**QUOTED PASSAGE**
Content starts

How to use TPU for model training using example script run_mlm.py

Hi there,

I’ve been trying to use colab TPU for training BERT and other language models using the example script provided ‘run_mlm.py’.

I’ve used the code for loading a TPU in colab from the original T5 repo here (Google Colab)

Code provides TPU_ADDRESS from TPU_ADDRESS = tpu.get_master(), which looks something like this: grpc://10.121.143.146:8470

As stated in the docs (https://github.com/huggingface/transformers/tree/master/examples/tensorflow/language-modeling#multi-gpu-and-tpu-usage) TPU can be used by passing the --tpu argument, however doing this I’m getting the following error:

!python /content/transformers/examples/tensorflow/language-modeling/run_mlm.py \
--model_name_or_path bert-base-cased \
--validation_split_percentage 20 \
--line_by_line \
--learning_rate 2e-5 \
--per_device_train_batch_size 16 \
--per_device_eval_batch_size 32 \
--num_train_epochs 4 \
--output_dir /content/output \
--train_file /content/text.csv \
--tpu TPU ADDRESS

run_mlm.py: error: ambiguous option: --tpu could match --tpu_num_cores, --tpu_metrics_debug, --tpu_name, --tpu_zone

Apparently, there is no option for passing the tpu_address.

Content ends

**WORK INSTRUCTIONS**
[a] Repeat the forum post's text between "I’ve been trying" and "here (Google Colab)", inclusive.
[b] Summarize the forum post in two sentences.
[c] In the forum post, shorten the paragraph beginning "As stated in the docs" while keeping its main facts.

Document layout detection data
Content starts

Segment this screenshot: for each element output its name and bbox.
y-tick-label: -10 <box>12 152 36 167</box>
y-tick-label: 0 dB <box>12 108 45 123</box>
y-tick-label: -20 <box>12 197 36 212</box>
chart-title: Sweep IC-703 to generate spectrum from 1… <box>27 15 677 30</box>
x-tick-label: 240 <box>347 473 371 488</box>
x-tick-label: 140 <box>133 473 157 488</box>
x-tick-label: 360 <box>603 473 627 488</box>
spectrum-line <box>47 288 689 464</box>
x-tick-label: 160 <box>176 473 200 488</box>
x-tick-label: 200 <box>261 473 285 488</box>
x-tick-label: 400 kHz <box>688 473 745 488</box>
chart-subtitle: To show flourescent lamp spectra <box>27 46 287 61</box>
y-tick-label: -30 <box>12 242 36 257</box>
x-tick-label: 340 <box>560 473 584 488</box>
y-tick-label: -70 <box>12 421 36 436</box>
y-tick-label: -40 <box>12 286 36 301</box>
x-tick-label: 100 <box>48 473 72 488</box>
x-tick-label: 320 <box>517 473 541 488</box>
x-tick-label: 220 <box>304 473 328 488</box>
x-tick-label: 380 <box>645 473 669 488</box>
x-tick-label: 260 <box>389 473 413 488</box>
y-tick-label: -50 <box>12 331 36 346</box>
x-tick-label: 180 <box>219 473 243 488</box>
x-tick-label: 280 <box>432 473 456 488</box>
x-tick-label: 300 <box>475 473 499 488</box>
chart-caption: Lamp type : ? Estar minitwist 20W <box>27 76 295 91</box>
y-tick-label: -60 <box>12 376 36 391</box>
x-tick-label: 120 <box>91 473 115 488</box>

Content ends

**RESPONSES**
[a]
I’ve been trying to use colab TPU for training BERT and other language models using the example script provided ‘run_mlm.py’.

I’ve used the code for loading a TPU in colab from the original T5 repo here (Google Colab)

[b] The poster has been trying to train BERT and other language models on a Colab TPU with the example script run_mlm.py, using TPU-loading code from the original T5 repo that returns an address like grpc://10.121.143.146:8470. Passing the --tpu argument as the docs describe produces an "ambiguous option" error, and the poster concludes there is apparently no option for passing the TPU address.

[c] The docs say a TPU can be used by passing the --tpu argument, but doing so produces an error.